**Exercise instructions**
Using the listing below, copy every line that mentions "JSON".

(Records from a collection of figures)

* * * * * * * * *

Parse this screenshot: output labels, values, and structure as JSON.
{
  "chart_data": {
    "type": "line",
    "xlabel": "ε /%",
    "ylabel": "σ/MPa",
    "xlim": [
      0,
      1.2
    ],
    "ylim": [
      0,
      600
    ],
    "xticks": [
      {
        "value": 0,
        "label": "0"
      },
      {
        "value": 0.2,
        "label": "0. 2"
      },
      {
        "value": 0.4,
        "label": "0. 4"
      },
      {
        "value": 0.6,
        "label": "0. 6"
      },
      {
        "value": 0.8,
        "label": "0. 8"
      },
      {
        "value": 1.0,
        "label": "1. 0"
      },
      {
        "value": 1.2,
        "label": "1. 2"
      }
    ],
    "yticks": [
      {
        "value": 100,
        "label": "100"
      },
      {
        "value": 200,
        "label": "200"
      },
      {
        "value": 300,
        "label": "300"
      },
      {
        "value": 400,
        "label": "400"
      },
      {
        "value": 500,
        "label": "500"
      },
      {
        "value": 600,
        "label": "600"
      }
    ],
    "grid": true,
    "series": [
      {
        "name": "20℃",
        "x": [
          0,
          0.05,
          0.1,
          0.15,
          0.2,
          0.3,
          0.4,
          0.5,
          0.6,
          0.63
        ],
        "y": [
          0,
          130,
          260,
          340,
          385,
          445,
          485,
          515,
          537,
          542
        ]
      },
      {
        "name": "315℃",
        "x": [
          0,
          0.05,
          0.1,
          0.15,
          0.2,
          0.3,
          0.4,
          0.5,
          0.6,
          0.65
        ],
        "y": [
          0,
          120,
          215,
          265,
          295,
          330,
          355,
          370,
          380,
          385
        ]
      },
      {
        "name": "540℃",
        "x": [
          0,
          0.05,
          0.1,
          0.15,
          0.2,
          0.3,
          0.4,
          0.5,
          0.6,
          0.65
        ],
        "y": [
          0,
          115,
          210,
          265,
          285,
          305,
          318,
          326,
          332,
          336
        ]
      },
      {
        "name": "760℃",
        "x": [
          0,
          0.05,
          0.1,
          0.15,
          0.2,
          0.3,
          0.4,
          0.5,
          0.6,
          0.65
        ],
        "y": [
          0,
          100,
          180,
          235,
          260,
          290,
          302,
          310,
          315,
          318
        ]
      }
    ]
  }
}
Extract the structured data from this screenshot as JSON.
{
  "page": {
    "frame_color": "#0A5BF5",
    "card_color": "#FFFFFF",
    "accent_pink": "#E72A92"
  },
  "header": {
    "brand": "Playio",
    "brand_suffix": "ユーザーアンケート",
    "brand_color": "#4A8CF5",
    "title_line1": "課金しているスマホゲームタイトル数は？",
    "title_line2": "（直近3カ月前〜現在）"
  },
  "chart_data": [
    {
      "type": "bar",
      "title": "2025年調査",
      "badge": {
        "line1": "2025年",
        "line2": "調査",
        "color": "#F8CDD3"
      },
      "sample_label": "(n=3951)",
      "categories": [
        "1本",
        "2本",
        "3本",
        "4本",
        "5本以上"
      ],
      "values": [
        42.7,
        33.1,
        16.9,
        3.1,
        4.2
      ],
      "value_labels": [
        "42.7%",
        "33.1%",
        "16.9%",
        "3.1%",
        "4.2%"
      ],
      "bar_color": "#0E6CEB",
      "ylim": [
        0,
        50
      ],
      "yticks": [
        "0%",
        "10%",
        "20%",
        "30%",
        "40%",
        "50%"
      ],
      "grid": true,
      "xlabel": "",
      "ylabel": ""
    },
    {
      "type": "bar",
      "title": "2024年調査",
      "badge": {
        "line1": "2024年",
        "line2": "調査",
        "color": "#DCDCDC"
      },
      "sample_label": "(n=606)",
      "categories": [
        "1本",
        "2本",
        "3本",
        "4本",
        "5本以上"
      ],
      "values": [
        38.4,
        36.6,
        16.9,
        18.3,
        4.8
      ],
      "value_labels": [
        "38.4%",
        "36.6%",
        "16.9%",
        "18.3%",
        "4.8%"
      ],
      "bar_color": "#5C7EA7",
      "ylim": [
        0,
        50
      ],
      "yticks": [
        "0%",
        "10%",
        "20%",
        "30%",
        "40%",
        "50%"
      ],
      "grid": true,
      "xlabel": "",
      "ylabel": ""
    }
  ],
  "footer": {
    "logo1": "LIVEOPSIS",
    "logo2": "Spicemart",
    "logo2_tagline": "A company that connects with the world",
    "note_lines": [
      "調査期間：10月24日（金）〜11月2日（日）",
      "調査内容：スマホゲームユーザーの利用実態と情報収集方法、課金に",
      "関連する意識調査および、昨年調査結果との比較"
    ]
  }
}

* * * * * * * * *

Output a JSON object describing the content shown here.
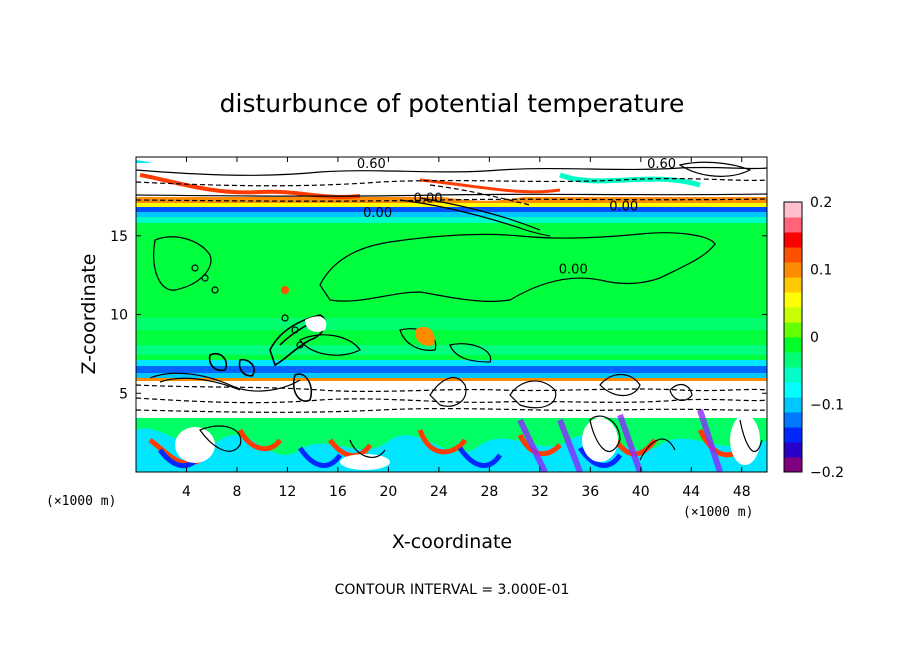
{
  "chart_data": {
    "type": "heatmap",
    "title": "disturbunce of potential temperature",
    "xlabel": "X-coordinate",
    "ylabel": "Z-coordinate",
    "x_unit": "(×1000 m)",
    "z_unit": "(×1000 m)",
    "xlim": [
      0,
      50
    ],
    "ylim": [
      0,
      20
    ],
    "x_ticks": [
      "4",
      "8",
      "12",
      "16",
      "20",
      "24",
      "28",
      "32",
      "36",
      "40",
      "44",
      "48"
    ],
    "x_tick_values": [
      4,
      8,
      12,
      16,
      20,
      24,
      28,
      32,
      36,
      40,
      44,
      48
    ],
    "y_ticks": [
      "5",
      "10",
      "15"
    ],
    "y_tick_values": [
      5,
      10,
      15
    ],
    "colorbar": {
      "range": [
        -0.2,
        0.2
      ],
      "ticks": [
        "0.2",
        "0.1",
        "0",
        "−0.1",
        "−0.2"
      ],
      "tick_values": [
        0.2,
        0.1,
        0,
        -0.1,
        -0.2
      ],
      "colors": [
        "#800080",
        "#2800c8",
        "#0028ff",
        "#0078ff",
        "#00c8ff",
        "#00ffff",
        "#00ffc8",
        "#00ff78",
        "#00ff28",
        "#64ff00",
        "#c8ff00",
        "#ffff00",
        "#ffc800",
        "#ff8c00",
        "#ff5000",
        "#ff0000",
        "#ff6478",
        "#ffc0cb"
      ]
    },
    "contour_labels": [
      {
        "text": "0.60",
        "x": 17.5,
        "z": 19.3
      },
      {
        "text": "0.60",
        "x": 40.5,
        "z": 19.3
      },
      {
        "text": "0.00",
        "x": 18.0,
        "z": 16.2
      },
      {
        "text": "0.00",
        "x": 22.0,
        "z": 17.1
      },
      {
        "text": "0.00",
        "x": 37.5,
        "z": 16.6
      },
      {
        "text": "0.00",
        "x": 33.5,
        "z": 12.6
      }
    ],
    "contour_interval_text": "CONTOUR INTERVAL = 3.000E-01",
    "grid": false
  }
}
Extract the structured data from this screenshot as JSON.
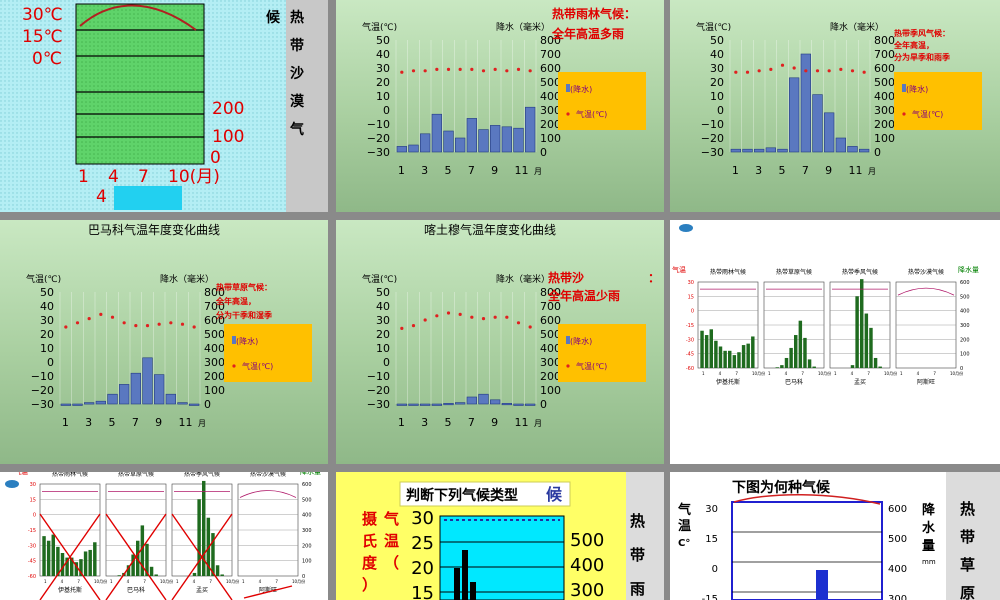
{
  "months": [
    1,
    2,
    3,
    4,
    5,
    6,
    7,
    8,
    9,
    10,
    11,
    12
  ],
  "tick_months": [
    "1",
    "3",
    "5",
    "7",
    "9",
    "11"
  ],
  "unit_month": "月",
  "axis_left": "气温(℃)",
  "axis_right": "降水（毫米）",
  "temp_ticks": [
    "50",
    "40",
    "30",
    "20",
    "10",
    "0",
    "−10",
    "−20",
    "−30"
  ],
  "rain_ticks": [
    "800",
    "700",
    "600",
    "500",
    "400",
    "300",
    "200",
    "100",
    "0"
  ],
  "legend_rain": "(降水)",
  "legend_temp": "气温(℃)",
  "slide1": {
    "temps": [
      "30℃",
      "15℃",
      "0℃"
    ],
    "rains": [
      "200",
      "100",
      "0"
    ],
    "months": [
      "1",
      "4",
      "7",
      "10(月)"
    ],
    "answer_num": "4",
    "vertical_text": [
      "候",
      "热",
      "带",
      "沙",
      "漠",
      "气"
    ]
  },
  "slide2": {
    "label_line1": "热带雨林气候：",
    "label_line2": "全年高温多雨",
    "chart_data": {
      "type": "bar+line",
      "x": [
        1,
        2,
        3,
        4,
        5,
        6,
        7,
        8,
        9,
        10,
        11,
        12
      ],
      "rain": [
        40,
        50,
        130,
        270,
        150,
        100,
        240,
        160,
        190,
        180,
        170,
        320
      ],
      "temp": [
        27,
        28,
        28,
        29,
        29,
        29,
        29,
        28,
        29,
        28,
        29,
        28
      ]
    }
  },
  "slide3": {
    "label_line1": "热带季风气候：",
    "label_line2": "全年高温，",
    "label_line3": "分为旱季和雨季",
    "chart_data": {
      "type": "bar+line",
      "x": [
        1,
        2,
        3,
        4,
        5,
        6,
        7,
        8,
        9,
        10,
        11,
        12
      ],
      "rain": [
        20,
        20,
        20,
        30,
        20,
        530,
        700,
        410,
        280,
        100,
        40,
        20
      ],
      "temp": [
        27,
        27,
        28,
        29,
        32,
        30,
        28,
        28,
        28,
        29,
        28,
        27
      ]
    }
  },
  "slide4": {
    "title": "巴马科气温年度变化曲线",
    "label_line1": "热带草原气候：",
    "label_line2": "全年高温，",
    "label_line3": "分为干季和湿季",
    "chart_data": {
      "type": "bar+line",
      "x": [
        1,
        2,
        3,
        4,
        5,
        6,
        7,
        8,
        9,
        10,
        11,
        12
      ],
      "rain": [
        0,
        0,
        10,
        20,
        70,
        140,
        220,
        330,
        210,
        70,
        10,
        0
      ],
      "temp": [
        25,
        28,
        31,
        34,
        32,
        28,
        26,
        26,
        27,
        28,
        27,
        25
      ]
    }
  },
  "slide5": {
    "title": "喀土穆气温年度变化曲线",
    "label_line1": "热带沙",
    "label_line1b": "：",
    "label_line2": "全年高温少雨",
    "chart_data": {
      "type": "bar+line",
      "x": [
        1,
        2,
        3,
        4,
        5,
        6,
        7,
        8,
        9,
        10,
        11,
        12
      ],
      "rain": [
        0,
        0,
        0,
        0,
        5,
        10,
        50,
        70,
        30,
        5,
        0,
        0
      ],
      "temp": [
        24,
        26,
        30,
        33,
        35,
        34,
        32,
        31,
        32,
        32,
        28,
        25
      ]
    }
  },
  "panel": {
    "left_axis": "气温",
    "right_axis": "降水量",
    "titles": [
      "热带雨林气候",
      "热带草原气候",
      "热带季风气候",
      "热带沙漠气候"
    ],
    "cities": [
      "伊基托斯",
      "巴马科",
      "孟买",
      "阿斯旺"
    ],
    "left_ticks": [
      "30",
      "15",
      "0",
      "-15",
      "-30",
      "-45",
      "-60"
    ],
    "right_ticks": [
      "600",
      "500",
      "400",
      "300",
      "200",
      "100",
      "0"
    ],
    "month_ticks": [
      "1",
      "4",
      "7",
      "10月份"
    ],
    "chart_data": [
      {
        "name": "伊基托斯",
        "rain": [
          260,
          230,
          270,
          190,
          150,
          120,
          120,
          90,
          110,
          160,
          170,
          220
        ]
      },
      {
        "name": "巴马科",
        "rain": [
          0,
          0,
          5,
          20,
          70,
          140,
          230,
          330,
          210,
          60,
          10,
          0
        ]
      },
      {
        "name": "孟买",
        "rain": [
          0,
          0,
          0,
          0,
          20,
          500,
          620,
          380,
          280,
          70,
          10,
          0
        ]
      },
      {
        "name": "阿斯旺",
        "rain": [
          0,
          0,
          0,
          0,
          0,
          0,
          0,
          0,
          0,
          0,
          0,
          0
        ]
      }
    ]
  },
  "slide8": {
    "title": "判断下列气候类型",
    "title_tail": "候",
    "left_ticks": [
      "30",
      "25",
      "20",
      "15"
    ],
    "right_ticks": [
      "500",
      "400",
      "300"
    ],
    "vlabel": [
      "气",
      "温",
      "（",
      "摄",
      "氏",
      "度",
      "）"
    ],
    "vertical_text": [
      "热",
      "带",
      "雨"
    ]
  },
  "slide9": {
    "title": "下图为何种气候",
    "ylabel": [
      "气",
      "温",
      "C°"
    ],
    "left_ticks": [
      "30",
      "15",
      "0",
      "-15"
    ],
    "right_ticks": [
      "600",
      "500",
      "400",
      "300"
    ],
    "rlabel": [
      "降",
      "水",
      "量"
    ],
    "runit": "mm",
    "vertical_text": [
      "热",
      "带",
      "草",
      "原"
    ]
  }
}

* * * * * * * * *

**Response below**
Parse this screenshot: output labels, values, and structure as JSON.
Extract the structured data from this screenshot as JSON.
Output a JSON object describing the content shown here.
Extract the structured data from this screenshot as JSON.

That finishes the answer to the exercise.